DATE OF JUDGMENT: 20/03/2009
BENCH:
DR. ARIJIT PASAYAT & ASOK KUMAR GANGULY
JUDGMENT:
JUDGMENT
ORDER
Criminal Original Jurisdiction : Writ Petition (Crl.) D. No (S)
(D22040/2008)...... Of 2009
UNDER ARTICLE 32 OF THE CONSTITUTION OF INDIA.
WITH
Writ Petition (Crl.) No..........of 2009 (D24281/2008)
Writ Petition (Crl.) No......... Of 2009 (D25985/2008)
Suo Motu Contempt Petition (Crl.) No. 3/2008 @ Writ Petition (Crl.)
Nos........ Of 2009 (D22040, 24281 & 25985/2008)
Suo Motu Cont. Pet. c No.225/2008 in SLP(C) 8573/
2006
The orders of the Court was delivered by
DR. ARIJIT PASAYAT J.

INFORMATION PROVIDED:
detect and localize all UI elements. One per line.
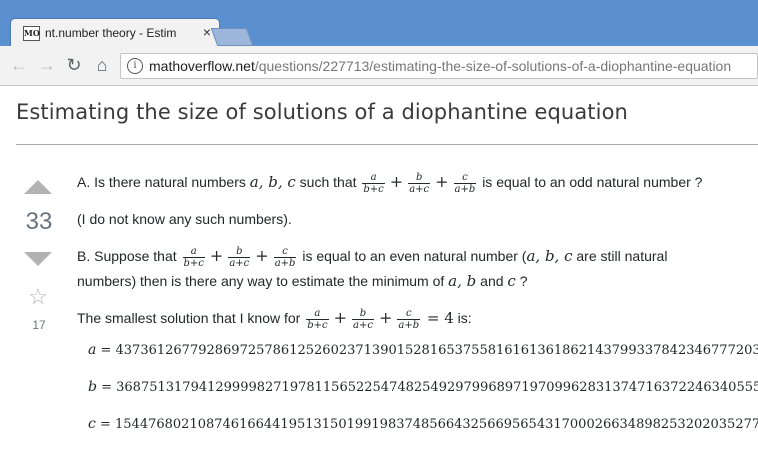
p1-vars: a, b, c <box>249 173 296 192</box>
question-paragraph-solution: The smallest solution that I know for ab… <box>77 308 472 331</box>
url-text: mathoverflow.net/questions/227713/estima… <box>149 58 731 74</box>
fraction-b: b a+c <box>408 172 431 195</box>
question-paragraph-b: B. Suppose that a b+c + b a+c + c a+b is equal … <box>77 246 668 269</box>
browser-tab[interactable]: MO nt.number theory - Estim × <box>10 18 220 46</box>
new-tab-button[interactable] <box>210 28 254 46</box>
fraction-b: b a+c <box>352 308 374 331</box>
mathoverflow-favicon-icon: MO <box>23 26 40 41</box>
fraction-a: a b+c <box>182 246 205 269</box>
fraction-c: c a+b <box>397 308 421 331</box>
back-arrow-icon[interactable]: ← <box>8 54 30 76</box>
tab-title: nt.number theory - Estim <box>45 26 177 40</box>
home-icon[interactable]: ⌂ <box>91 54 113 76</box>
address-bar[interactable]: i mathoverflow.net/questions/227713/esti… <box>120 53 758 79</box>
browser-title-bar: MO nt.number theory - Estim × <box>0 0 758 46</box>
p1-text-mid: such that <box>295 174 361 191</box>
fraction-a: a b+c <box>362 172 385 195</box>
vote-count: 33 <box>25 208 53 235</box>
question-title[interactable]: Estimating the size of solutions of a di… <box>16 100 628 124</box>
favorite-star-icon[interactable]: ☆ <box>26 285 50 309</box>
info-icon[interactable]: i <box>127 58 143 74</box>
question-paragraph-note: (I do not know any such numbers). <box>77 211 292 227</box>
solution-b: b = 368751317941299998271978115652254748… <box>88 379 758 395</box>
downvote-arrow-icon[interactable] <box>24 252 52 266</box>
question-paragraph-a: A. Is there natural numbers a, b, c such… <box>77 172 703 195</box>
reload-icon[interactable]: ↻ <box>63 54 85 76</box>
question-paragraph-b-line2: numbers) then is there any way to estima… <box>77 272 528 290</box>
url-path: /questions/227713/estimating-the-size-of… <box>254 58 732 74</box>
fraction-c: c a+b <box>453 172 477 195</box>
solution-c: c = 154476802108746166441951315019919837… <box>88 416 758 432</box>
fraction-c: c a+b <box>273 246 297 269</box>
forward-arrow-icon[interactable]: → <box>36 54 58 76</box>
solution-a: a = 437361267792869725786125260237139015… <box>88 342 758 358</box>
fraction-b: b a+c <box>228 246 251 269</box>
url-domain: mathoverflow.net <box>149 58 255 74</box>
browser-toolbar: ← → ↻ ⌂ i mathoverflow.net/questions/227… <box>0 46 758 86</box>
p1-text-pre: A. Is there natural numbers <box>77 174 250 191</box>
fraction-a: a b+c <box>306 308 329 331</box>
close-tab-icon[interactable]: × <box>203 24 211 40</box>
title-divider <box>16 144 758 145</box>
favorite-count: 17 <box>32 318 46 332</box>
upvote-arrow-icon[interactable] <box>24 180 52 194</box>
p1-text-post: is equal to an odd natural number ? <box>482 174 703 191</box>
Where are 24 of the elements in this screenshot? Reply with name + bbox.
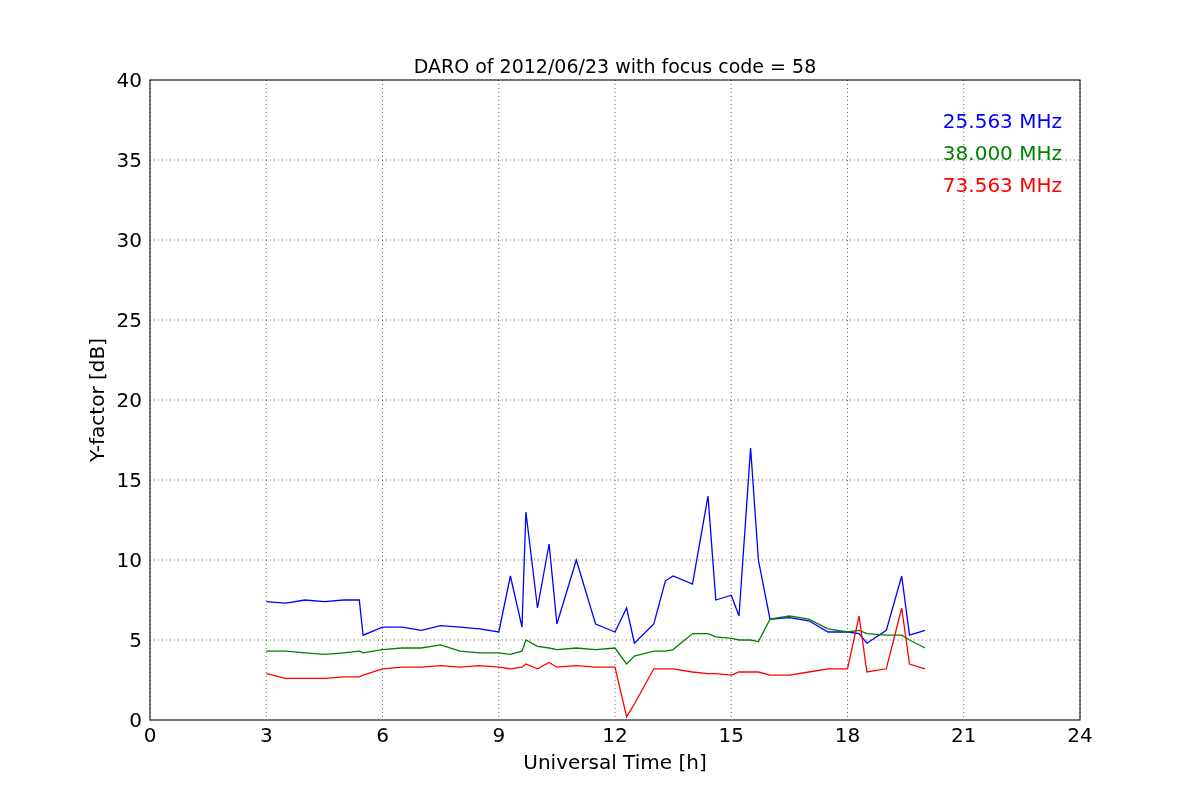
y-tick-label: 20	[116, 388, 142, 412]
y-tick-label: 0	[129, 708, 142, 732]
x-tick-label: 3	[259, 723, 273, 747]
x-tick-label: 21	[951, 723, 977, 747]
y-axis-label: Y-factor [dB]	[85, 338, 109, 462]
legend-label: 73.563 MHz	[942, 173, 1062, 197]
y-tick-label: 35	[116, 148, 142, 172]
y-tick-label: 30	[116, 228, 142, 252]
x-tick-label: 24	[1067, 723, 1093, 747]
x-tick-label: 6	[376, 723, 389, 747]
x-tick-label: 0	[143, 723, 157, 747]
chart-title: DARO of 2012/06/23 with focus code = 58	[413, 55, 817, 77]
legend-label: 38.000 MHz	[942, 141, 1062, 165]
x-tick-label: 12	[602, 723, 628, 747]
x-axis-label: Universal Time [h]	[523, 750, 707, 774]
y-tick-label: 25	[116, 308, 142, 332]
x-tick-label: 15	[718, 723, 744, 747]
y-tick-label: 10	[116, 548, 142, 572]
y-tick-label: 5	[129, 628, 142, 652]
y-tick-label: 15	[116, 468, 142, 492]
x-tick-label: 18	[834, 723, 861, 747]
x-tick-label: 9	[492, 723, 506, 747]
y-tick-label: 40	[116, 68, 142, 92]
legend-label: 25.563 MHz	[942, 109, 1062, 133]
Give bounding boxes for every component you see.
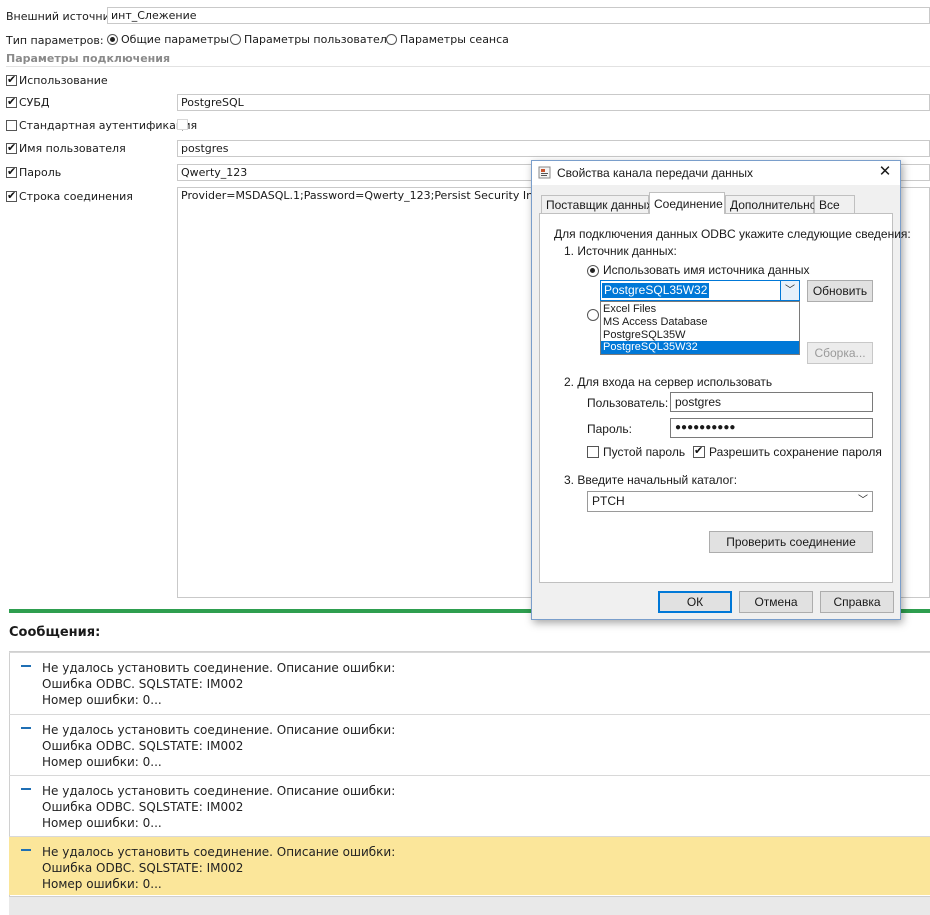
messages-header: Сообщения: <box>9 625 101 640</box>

EXERCISE REQUIREMENTS:
1 – What date of judgment does the judgment header give?
2 – In the judgment header, rewrite the part that opens with the words "DATE OF JUDGMENT: 20/03/2009" and closes with "Of 2009 (D25985/2008)", using "AND" in place of "WITH".
The records are separate material, apart from the judgment header.

ANSWERS BY TASK:
1 – 20/03/2009

2 –
DATE OF JUDGMENT: 20/03/2009
BENCH:
DR. ARIJIT PASAYAT & ASOK KUMAR GANGULY
JUDGMENT:
JUDGMENT
ORDER
Criminal Original Jurisdiction : Writ Petition (Crl.) D. No (S)
(D22040/2008)...... Of 2009
UNDER ARTICLE 32 OF THE CONSTITUTION OF INDIA.
AND
Writ Petition (Crl.) No..........of 2009 (D24281/2008)
Writ Petition (Crl.) No......... Of 2009 (D25985/2008)